> **Task statement**: Retype the material below. Keep every word exactly as it is.

[Stored entries]
━━━
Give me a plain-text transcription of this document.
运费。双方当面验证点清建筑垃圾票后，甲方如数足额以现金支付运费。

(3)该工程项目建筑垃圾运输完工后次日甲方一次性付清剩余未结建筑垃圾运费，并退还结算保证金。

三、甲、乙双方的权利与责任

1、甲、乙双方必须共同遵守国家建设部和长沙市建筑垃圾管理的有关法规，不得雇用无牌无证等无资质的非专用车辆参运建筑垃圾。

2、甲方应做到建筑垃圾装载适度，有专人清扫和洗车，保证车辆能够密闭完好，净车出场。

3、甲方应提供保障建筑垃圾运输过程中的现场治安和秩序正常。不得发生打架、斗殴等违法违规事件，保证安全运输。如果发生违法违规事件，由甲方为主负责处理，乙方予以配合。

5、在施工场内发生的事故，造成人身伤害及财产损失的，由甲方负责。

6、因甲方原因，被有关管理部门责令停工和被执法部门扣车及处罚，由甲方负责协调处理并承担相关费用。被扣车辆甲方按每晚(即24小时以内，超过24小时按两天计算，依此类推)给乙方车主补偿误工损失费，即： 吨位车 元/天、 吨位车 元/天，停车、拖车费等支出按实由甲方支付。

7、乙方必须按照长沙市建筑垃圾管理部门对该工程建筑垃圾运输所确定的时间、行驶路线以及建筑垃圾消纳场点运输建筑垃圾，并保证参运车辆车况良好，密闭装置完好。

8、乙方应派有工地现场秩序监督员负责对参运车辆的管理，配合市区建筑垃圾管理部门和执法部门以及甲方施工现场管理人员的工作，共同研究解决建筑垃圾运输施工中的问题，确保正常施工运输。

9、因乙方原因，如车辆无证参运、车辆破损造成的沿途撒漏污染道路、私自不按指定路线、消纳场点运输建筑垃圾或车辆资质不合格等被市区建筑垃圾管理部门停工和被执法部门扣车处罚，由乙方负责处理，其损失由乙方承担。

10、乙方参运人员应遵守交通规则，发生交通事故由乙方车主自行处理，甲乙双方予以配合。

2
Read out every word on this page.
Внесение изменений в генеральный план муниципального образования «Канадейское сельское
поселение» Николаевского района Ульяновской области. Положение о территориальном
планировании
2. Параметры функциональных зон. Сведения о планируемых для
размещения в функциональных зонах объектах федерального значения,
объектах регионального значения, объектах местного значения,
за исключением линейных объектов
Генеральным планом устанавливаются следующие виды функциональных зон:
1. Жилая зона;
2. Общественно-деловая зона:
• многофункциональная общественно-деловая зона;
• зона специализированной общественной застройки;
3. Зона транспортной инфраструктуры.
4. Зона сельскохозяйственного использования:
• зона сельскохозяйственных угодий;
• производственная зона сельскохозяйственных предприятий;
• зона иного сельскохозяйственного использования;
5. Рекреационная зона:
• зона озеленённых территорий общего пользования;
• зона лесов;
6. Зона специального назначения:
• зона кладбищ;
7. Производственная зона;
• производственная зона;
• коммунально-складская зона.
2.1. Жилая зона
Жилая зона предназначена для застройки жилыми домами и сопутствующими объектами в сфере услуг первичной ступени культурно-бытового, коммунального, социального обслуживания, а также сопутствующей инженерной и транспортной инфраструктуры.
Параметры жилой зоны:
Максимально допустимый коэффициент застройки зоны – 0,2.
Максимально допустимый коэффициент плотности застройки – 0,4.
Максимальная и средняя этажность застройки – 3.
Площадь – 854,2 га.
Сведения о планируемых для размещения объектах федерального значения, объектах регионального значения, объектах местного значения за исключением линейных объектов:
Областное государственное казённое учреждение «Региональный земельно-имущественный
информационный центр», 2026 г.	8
━━━
> **Task result**:
Give me a plain-text transcription of this document.
运费。双方当面验证点清建筑垃圾票后，甲方如数足额以现金支付运费。

(3)该工程项目建筑垃圾运输完工后次日甲方一次性付清剩余未结建筑垃圾运费，并退还结算保证金。

三、甲、乙双方的权利与责任

1、甲、乙双方必须共同遵守国家建设部和长沙市建筑垃圾管理的有关法规，不得雇用无牌无证等无资质的非专用车辆参运建筑垃圾。

2、甲方应做到建筑垃圾装载适度，有专人清扫和洗车，保证车辆能够密闭完好，净车出场。

3、甲方应提供保障建筑垃圾运输过程中的现场治安和秩序正常。不得发生打架、斗殴等违法违规事件，保证安全运输。如果发生违法违规事件，由甲方为主负责处理，乙方予以配合。

5、在施工场内发生的事故，造成人身伤害及财产损失的，由甲方负责。

6、因甲方原因，被有关管理部门责令停工和被执法部门扣车及处罚，由甲方负责协调处理并承担相关费用。被扣车辆甲方按每晚(即24小时以内，超过24小时按两天计算，依此类推)给乙方车主补偿误工损失费，即： 吨位车 元/天、 吨位车 元/天，停车、拖车费等支出按实由甲方支付。

7、乙方必须按照长沙市建筑垃圾管理部门对该工程建筑垃圾运输所确定的时间、行驶路线以及建筑垃圾消纳场点运输建筑垃圾，并保证参运车辆车况良好，密闭装置完好。

8、乙方应派有工地现场秩序监督员负责对参运车辆的管理，配合市区建筑垃圾管理部门和执法部门以及甲方施工现场管理人员的工作，共同研究解决建筑垃圾运输施工中的问题，确保正常施工运输。

9、因乙方原因，如车辆无证参运、车辆破损造成的沿途撒漏污染道路、私自不按指定路线、消纳场点运输建筑垃圾或车辆资质不合格等被市区建筑垃圾管理部门停工和被执法部门扣车处罚，由乙方负责处理，其损失由乙方承担。

10、乙方参运人员应遵守交通规则，发生交通事故由乙方车主自行处理，甲乙双方予以配合。

2
Read out every word on this page.
Внесение изменений в генеральный план муниципального образования «Канадейское сельское
поселение» Николаевского района Ульяновской области. Положение о территориальном
планировании
2. Параметры функциональных зон. Сведения о планируемых для
размещения в функциональных зонах объектах федерального значения,
объектах регионального значения, объектах местного значения,
за исключением линейных объектов
Генеральным планом устанавливаются следующие виды функциональных зон:
1. Жилая зона;
2. Общественно-деловая зона:
• многофункциональная общественно-деловая зона;
• зона специализированной общественной застройки;
3. Зона транспортной инфраструктуры.
4. Зона сельскохозяйственного использования:
• зона сельскохозяйственных угодий;
• производственная зона сельскохозяйственных предприятий;
• зона иного сельскохозяйственного использования;
5. Рекреационная зона:
• зона озеленённых территорий общего пользования;
• зона лесов;
6. Зона специального назначения:
• зона кладбищ;
7. Производственная зона;
• производственная зона;
• коммунально-складская зона.
2.1. Жилая зона
Жилая зона предназначена для застройки жилыми домами и сопутствующими объектами в сфере услуг первичной ступени культурно-бытового, коммунального, социального обслуживания, а также сопутствующей инженерной и транспортной инфраструктуры.
Параметры жилой зоны:
Максимально допустимый коэффициент застройки зоны – 0,2.
Максимально допустимый коэффициент плотности застройки – 0,4.
Максимальная и средняя этажность застройки – 3.
Площадь – 854,2 га.
Сведения о планируемых для размещения объектах федерального значения, объектах регионального значения, объектах местного значения за исключением линейных объектов:
Областное государственное казённое учреждение «Региональный земельно-имущественный
информационный центр», 2026 г.	8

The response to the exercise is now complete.